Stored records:
"""
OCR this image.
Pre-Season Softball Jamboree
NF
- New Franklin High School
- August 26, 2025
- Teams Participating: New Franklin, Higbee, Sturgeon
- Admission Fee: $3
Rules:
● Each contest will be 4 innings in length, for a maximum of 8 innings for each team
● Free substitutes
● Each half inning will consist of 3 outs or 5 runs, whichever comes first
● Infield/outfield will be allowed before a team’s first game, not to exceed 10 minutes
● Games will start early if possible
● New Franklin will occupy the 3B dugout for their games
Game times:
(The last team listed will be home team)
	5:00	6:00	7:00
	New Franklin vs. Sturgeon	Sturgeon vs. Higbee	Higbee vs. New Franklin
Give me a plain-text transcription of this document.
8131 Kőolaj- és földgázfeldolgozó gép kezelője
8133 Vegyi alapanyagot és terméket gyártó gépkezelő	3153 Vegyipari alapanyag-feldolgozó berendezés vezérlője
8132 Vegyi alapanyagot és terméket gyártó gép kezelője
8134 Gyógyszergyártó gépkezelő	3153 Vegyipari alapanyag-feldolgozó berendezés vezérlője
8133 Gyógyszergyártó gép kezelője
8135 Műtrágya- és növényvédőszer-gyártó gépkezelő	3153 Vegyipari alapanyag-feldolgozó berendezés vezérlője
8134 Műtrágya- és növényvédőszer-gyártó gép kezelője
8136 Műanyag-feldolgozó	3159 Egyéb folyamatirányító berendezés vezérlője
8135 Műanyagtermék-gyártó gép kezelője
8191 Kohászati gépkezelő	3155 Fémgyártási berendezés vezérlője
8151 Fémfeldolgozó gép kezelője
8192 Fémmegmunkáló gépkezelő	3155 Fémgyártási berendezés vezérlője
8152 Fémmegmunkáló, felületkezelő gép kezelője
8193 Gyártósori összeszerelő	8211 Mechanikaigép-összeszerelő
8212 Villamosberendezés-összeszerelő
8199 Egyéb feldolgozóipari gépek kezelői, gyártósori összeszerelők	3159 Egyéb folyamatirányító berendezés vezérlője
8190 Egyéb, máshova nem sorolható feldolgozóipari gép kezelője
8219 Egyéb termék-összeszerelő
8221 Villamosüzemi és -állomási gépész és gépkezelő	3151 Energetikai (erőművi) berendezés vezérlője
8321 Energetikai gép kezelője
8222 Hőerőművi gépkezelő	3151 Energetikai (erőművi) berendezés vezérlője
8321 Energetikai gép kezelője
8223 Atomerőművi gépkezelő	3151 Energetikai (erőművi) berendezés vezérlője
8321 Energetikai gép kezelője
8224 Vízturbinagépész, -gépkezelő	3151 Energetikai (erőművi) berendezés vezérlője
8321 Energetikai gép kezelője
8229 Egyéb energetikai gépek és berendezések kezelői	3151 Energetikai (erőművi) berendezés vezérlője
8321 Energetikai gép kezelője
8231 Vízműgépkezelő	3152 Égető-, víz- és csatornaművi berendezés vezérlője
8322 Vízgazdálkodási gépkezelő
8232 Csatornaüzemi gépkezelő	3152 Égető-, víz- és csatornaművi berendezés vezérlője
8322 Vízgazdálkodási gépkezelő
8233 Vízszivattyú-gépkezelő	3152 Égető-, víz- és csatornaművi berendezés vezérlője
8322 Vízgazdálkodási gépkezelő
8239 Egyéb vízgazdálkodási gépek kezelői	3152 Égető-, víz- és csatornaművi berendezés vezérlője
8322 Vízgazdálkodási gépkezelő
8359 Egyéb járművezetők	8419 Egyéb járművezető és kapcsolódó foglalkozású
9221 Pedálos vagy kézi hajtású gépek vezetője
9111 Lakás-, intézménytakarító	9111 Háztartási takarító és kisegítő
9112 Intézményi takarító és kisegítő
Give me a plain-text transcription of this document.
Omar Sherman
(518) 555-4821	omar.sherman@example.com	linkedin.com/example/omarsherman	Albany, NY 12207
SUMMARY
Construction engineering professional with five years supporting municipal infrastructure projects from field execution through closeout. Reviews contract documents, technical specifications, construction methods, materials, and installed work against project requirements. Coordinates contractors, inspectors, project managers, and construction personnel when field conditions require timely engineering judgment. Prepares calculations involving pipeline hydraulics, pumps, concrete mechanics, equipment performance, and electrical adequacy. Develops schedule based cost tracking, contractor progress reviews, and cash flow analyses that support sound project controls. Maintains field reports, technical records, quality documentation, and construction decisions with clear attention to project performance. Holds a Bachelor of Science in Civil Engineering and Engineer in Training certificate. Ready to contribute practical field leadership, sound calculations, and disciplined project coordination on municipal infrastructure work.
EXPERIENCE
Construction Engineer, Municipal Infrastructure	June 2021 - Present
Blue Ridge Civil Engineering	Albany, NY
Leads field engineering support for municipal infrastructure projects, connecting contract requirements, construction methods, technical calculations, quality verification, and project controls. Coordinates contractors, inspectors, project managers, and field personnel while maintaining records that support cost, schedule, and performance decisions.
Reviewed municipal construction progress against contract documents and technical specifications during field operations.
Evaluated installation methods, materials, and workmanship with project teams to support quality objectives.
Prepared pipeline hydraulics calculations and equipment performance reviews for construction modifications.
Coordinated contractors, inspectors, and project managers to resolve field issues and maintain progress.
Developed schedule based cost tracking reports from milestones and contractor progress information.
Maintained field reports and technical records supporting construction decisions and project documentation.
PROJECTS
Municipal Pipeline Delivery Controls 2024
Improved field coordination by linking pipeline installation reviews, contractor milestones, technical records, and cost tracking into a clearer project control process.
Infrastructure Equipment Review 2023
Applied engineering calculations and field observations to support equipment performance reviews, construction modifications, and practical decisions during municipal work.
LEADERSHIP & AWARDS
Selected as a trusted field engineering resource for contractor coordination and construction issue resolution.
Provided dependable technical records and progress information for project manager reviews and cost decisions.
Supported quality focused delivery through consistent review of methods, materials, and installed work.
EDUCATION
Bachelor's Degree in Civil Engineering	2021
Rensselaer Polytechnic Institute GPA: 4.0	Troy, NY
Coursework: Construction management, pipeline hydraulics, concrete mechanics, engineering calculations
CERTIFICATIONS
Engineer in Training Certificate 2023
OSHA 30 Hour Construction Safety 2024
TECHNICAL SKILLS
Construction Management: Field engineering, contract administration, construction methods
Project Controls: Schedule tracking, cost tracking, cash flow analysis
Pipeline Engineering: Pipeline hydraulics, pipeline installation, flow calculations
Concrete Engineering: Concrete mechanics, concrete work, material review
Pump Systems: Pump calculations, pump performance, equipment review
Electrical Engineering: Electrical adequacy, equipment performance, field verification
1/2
"""
What you will do >>
Each line of the listing above should be output exactly.

Output for this exercise >>
OCR this image.
Pre-Season Softball Jamboree
NF
- New Franklin High School
- August 26, 2025
- Teams Participating: New Franklin, Higbee, Sturgeon
- Admission Fee: $3
Rules:
● Each contest will be 4 innings in length, for a maximum of 8 innings for each team
● Free substitutes
● Each half inning will consist of 3 outs or 5 runs, whichever comes first
● Infield/outfield will be allowed before a team’s first game, not to exceed 10 minutes
● Games will start early if possible
● New Franklin will occupy the 3B dugout for their games
Game times:
(The last team listed will be home team)
	5:00	6:00	7:00
	New Franklin vs. Sturgeon	Sturgeon vs. Higbee	Higbee vs. New Franklin
Give me a plain-text transcription of this document.
8131 Kőolaj- és földgázfeldolgozó gép kezelője
8133 Vegyi alapanyagot és terméket gyártó gépkezelő	3153 Vegyipari alapanyag-feldolgozó berendezés vezérlője
8132 Vegyi alapanyagot és terméket gyártó gép kezelője
8134 Gyógyszergyártó gépkezelő	3153 Vegyipari alapanyag-feldolgozó berendezés vezérlője
8133 Gyógyszergyártó gép kezelője
8135 Műtrágya- és növényvédőszer-gyártó gépkezelő	3153 Vegyipari alapanyag-feldolgozó berendezés vezérlője
8134 Műtrágya- és növényvédőszer-gyártó gép kezelője
8136 Műanyag-feldolgozó	3159 Egyéb folyamatirányító berendezés vezérlője
8135 Műanyagtermék-gyártó gép kezelője
8191 Kohászati gépkezelő	3155 Fémgyártási berendezés vezérlője
8151 Fémfeldolgozó gép kezelője
8192 Fémmegmunkáló gépkezelő	3155 Fémgyártási berendezés vezérlője
8152 Fémmegmunkáló, felületkezelő gép kezelője
8193 Gyártósori összeszerelő	8211 Mechanikaigép-összeszerelő
8212 Villamosberendezés-összeszerelő
8199 Egyéb feldolgozóipari gépek kezelői, gyártósori összeszerelők	3159 Egyéb folyamatirányító berendezés vezérlője
8190 Egyéb, máshova nem sorolható feldolgozóipari gép kezelője
8219 Egyéb termék-összeszerelő
8221 Villamosüzemi és -állomási gépész és gépkezelő	3151 Energetikai (erőművi) berendezés vezérlője
8321 Energetikai gép kezelője
8222 Hőerőművi gépkezelő	3151 Energetikai (erőművi) berendezés vezérlője
8321 Energetikai gép kezelője
8223 Atomerőművi gépkezelő	3151 Energetikai (erőművi) berendezés vezérlője
8321 Energetikai gép kezelője
8224 Vízturbinagépész, -gépkezelő	3151 Energetikai (erőművi) berendezés vezérlője
8321 Energetikai gép kezelője
8229 Egyéb energetikai gépek és berendezések kezelői	3151 Energetikai (erőművi) berendezés vezérlője
8321 Energetikai gép kezelője
8231 Vízműgépkezelő	3152 Égető-, víz- és csatornaművi berendezés vezérlője
8322 Vízgazdálkodási gépkezelő
8232 Csatornaüzemi gépkezelő	3152 Égető-, víz- és csatornaművi berendezés vezérlője
8322 Vízgazdálkodási gépkezelő
8233 Vízszivattyú-gépkezelő	3152 Égető-, víz- és csatornaművi berendezés vezérlője
8322 Vízgazdálkodási gépkezelő
8239 Egyéb vízgazdálkodási gépek kezelői	3152 Égető-, víz- és csatornaművi berendezés vezérlője
8322 Vízgazdálkodási gépkezelő
8359 Egyéb járművezetők	8419 Egyéb járművezető és kapcsolódó foglalkozású
9221 Pedálos vagy kézi hajtású gépek vezetője
9111 Lakás-, intézménytakarító	9111 Háztartási takarító és kisegítő
9112 Intézményi takarító és kisegítő
Give me a plain-text transcription of this document.
Omar Sherman
(518) 555-4821	omar.sherman@example.com	linkedin.com/example/omarsherman	Albany, NY 12207
SUMMARY
Construction engineering professional with five years supporting municipal infrastructure projects from field execution through closeout. Reviews contract documents, technical specifications, construction methods, materials, and installed work against project requirements. Coordinates contractors, inspectors, project managers, and construction personnel when field conditions require timely engineering judgment. Prepares calculations involving pipeline hydraulics, pumps, concrete mechanics, equipment performance, and electrical adequacy. Develops schedule based cost tracking, contractor progress reviews, and cash flow analyses that support sound project controls. Maintains field reports, technical records, quality documentation, and construction decisions with clear attention to project performance. Holds a Bachelor of Science in Civil Engineering and Engineer in Training certificate. Ready to contribute practical field leadership, sound calculations, and disciplined project coordination on municipal infrastructure work.
EXPERIENCE
Construction Engineer, Municipal Infrastructure	June 2021 - Present
Blue Ridge Civil Engineering	Albany, NY
Leads field engineering support for municipal infrastructure projects, connecting contract requirements, construction methods, technical calculations, quality verification, and project controls. Coordinates contractors, inspectors, project managers, and field personnel while maintaining records that support cost, schedule, and performance decisions.
Reviewed municipal construction progress against contract documents and technical specifications during field operations.
Evaluated installation methods, materials, and workmanship with project teams to support quality objectives.
Prepared pipeline hydraulics calculations and equipment performance reviews for construction modifications.
Coordinated contractors, inspectors, and project managers to resolve field issues and maintain progress.
Developed schedule based cost tracking reports from milestones and contractor progress information.
Maintained field reports and technical records supporting construction decisions and project documentation.
PROJECTS
Municipal Pipeline Delivery Controls 2024
Improved field coordination by linking pipeline installation reviews, contractor milestones, technical records, and cost tracking into a clearer project control process.
Infrastructure Equipment Review 2023
Applied engineering calculations and field observations to support equipment performance reviews, construction modifications, and practical decisions during municipal work.
LEADERSHIP & AWARDS
Selected as a trusted field engineering resource for contractor coordination and construction issue resolution.
Provided dependable technical records and progress information for project manager reviews and cost decisions.
Supported quality focused delivery through consistent review of methods, materials, and installed work.
EDUCATION
Bachelor's Degree in Civil Engineering	2021
Rensselaer Polytechnic Institute GPA: 4.0	Troy, NY
Coursework: Construction management, pipeline hydraulics, concrete mechanics, engineering calculations
CERTIFICATIONS
Engineer in Training Certificate 2023
OSHA 30 Hour Construction Safety 2024
TECHNICAL SKILLS
Construction Management: Field engineering, contract administration, construction methods
Project Controls: Schedule tracking, cost tracking, cash flow analysis
Pipeline Engineering: Pipeline hydraulics, pipeline installation, flow calculations
Concrete Engineering: Concrete mechanics, concrete work, material review
Pump Systems: Pump calculations, pump performance, equipment review
Electrical Engineering: Electrical adequacy, equipment performance, field verification
1/2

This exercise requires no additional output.